— Begin The records —

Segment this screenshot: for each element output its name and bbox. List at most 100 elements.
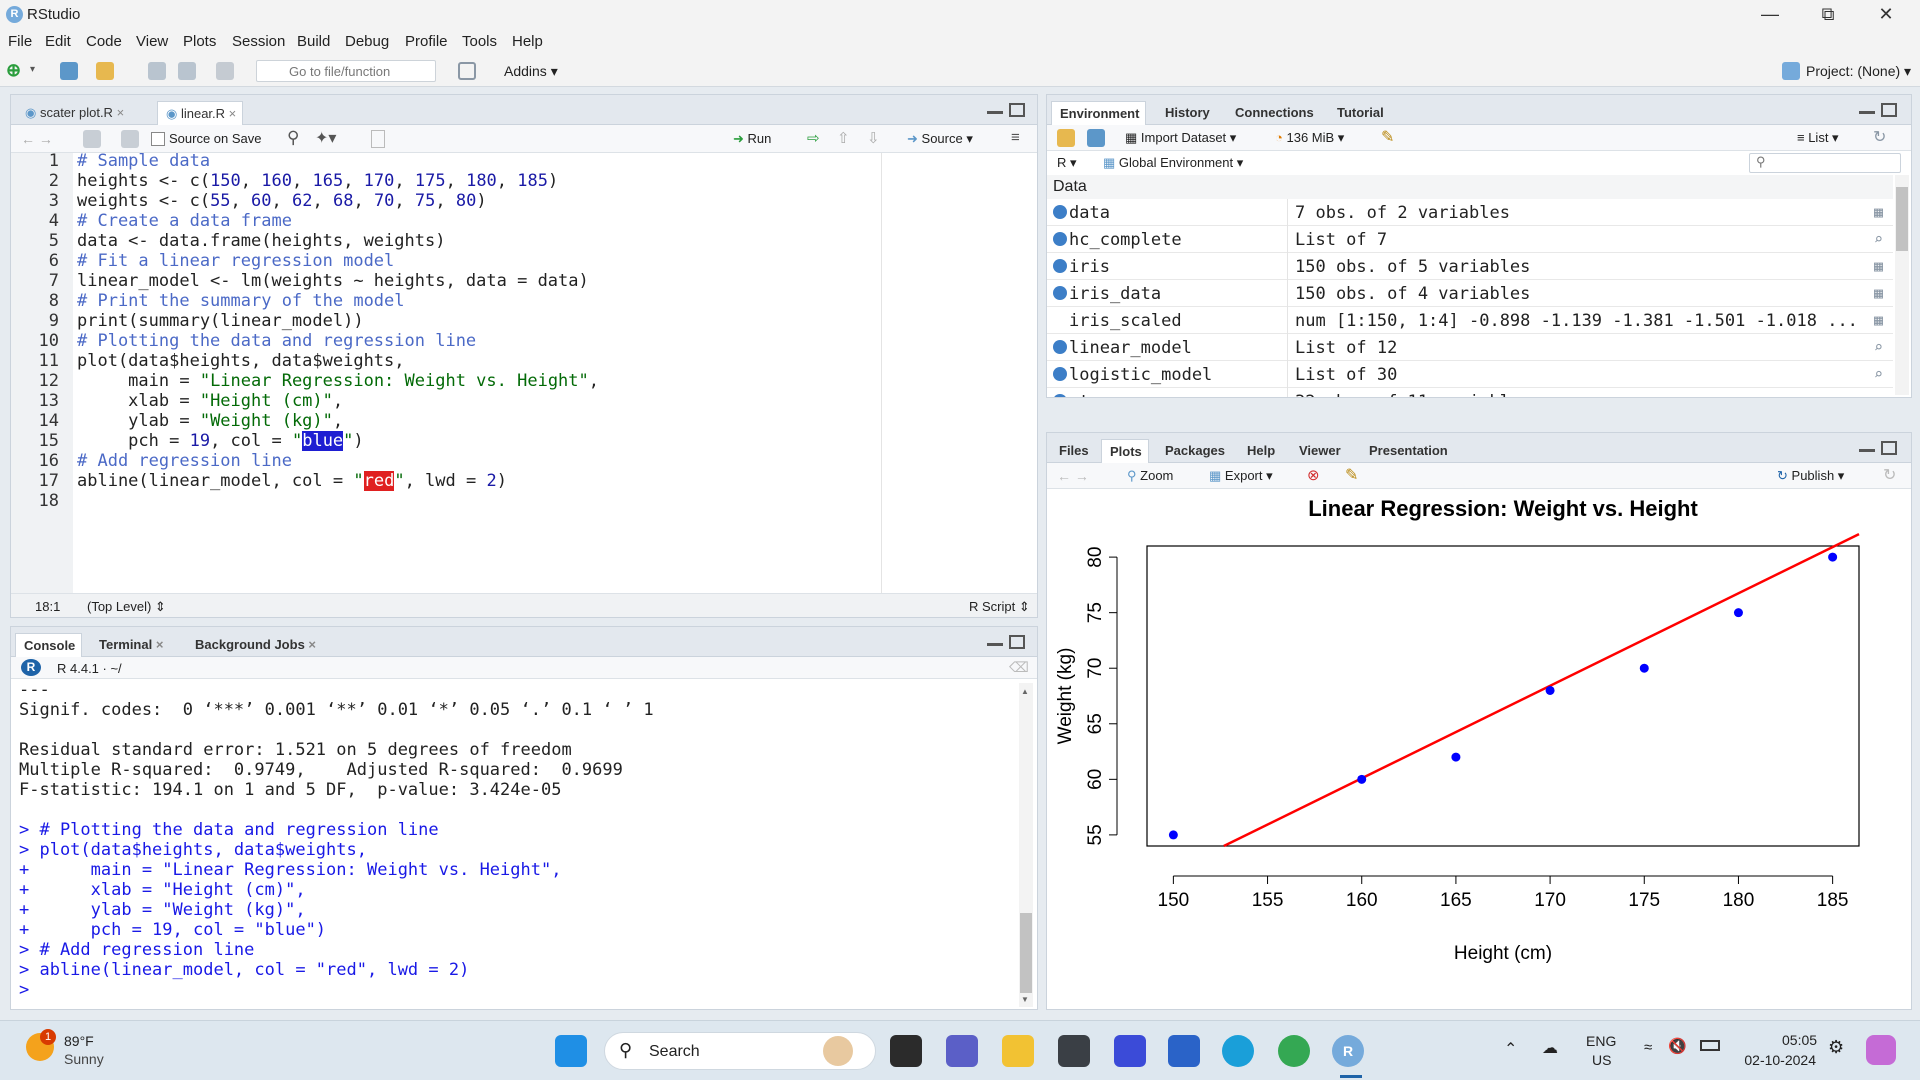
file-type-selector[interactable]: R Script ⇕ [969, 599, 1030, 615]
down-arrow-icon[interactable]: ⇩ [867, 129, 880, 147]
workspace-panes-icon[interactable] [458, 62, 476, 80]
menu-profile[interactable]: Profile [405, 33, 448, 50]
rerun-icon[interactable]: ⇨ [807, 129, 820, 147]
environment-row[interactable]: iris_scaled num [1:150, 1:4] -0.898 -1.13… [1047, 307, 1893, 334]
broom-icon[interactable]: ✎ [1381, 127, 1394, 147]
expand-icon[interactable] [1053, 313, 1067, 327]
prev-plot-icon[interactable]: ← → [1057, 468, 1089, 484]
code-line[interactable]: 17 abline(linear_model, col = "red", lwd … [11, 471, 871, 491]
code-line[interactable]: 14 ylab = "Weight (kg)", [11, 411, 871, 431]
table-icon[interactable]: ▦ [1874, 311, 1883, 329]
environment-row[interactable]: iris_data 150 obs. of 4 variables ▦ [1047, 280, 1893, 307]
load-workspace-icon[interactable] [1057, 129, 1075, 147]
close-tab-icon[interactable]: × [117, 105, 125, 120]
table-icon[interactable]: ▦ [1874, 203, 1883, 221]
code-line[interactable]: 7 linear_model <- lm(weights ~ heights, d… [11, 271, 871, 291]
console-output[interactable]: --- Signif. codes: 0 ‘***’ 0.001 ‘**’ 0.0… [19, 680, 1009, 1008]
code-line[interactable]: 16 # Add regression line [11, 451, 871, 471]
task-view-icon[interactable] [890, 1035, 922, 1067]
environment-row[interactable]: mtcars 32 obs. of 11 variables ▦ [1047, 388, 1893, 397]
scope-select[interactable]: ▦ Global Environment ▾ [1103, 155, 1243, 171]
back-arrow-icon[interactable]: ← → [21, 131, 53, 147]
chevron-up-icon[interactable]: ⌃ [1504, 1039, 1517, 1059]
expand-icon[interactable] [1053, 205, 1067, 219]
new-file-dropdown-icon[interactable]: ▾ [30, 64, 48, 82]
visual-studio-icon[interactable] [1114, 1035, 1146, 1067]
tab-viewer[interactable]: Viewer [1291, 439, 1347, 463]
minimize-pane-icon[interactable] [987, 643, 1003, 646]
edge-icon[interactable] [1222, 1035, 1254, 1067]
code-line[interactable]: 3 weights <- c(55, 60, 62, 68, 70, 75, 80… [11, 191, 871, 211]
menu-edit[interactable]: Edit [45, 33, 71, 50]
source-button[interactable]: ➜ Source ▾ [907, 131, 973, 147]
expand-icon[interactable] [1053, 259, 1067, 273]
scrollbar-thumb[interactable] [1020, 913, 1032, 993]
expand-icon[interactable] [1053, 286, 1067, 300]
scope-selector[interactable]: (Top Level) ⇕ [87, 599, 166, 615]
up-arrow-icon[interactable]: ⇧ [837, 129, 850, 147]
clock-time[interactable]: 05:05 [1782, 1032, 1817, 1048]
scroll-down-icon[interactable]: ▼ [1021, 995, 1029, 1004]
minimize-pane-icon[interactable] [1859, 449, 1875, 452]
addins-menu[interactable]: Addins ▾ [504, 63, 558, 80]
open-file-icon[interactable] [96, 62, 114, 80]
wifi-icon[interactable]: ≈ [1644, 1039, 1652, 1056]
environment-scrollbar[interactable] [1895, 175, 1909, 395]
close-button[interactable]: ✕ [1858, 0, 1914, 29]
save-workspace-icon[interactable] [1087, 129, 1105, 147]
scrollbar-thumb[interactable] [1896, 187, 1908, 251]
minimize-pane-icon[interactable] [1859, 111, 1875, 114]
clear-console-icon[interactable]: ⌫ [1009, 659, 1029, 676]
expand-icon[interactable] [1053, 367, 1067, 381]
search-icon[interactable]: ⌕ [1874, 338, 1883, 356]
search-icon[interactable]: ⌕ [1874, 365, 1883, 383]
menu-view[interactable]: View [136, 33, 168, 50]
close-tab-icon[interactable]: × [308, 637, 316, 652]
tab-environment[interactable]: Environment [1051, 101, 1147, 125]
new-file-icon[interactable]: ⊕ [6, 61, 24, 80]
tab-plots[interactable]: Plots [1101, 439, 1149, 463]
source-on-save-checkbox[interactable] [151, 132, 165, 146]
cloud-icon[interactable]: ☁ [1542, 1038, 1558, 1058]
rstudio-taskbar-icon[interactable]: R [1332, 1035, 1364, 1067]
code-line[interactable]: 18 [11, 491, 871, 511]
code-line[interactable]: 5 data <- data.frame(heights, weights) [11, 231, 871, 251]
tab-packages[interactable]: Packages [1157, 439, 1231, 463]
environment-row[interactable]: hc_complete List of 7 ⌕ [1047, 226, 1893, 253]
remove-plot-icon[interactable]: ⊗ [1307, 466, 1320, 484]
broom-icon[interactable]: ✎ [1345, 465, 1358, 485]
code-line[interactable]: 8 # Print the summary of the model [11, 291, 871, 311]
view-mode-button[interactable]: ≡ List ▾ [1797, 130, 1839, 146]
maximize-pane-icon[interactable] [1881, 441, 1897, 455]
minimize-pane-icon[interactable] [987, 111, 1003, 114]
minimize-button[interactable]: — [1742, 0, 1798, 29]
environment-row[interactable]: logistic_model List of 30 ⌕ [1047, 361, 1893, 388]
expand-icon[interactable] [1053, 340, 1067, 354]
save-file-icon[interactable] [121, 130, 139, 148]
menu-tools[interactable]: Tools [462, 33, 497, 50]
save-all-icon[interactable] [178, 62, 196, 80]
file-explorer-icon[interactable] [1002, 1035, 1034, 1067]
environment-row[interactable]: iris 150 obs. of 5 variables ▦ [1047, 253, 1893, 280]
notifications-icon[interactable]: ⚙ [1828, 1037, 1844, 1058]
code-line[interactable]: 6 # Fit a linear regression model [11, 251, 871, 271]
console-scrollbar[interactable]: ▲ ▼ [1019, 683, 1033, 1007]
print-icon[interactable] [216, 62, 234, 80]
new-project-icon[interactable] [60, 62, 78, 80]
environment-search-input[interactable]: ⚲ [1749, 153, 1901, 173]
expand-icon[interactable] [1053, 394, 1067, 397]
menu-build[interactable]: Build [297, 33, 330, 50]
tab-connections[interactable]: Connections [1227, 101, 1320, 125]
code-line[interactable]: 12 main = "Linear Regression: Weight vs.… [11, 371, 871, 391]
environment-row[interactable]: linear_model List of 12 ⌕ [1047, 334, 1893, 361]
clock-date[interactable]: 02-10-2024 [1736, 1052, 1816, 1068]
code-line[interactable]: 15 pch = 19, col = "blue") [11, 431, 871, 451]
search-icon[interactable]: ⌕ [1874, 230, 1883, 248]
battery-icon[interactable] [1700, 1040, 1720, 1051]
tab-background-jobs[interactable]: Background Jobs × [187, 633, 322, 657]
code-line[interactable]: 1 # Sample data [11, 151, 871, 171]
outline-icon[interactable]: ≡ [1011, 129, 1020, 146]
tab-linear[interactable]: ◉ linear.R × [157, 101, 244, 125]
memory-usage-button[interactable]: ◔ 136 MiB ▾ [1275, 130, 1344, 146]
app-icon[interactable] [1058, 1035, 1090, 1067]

— End The records —
— Begin The records —

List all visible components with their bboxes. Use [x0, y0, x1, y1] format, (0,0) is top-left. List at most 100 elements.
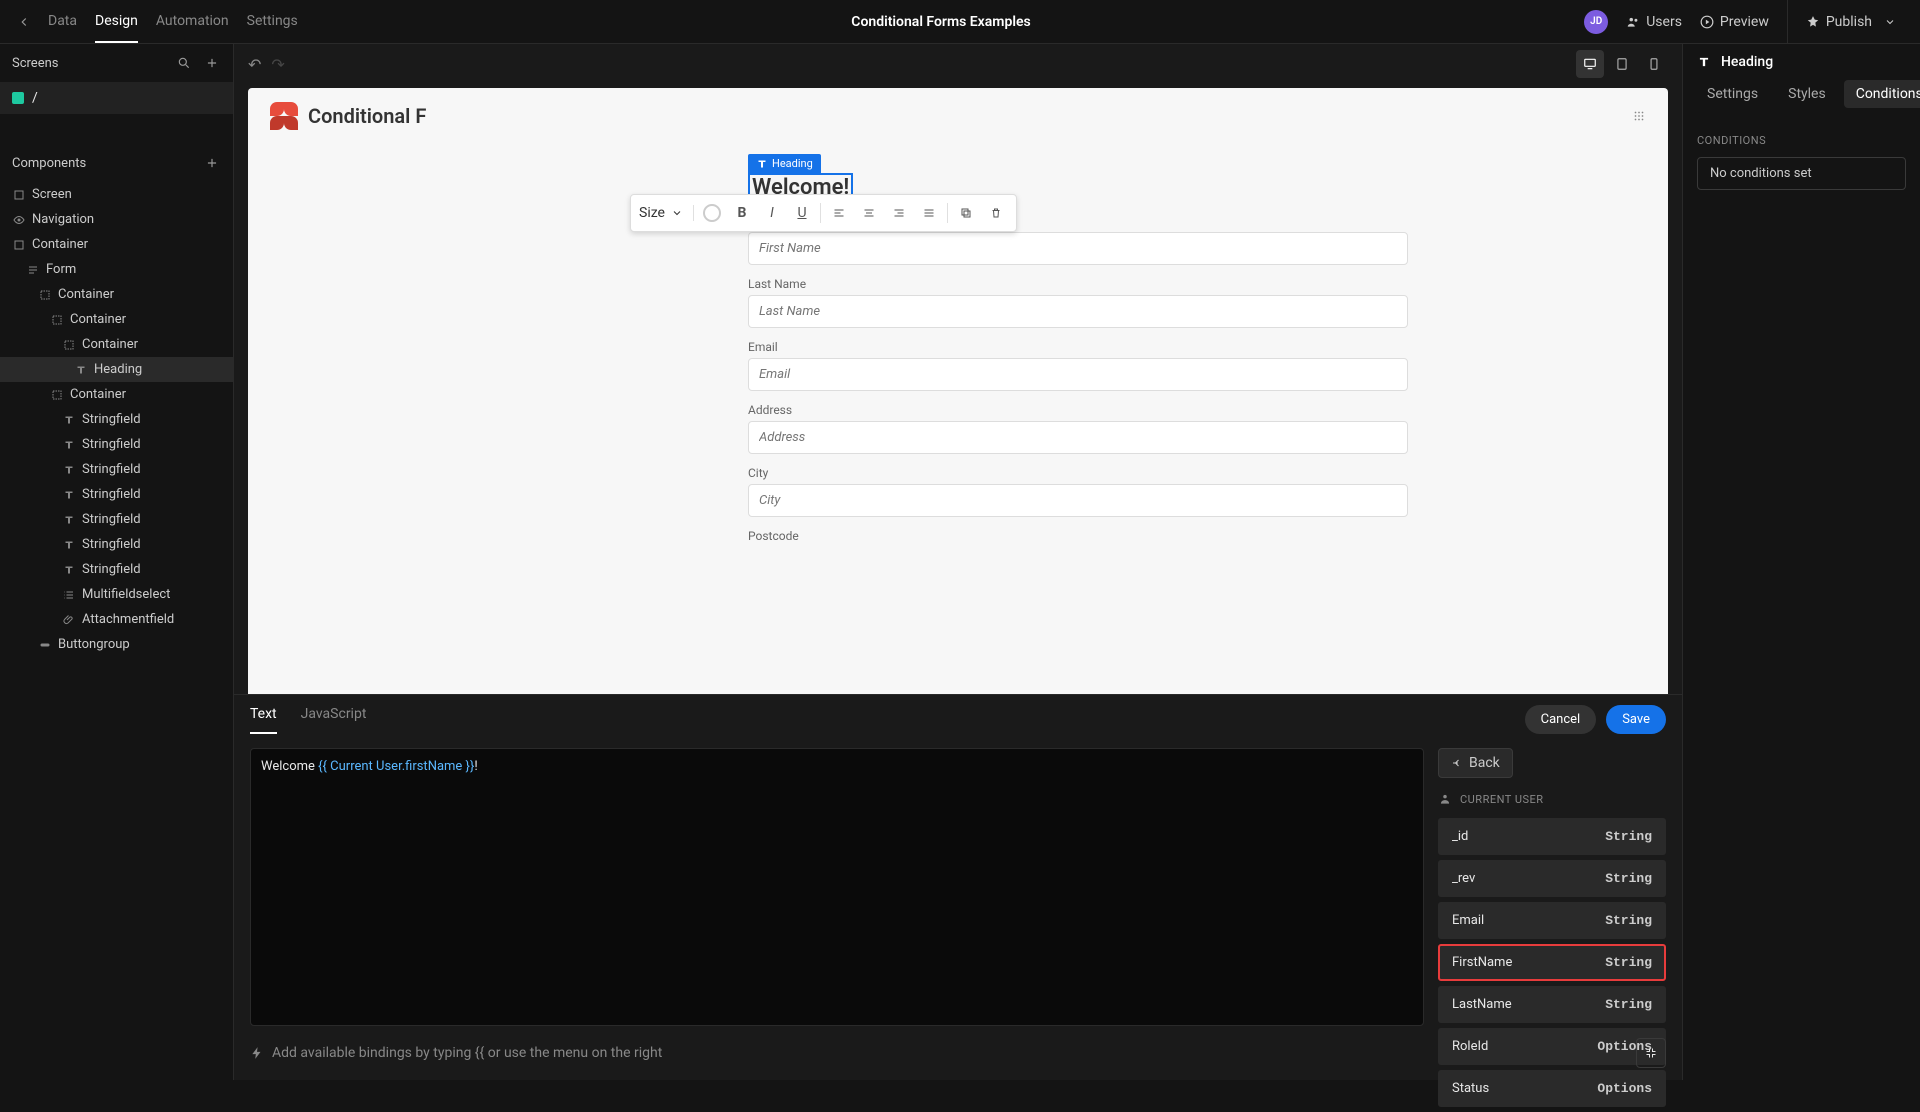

— End The records —

Arrange the lines from the one containing "Segment this screenshot: for" through the one containing "workspace-panes-icon[interactable] [458, 62, 476, 80]" as a Markdown table with the columns Row and Line, skipping any blank lines. Leave the pictures out of the table.

| Row | Line |
|---|---|
| 1 | Segment this screenshot: for each element output its name and bbox. List at most 100 elements. |
| 2 | file-type-selector[interactable]: R Script ⇕ [969, 599, 1030, 615] |
| 3 | down-arrow-icon[interactable]: ⇩ [867, 129, 880, 147] |
| 4 | workspace-panes-icon[interactable] [458, 62, 476, 80] |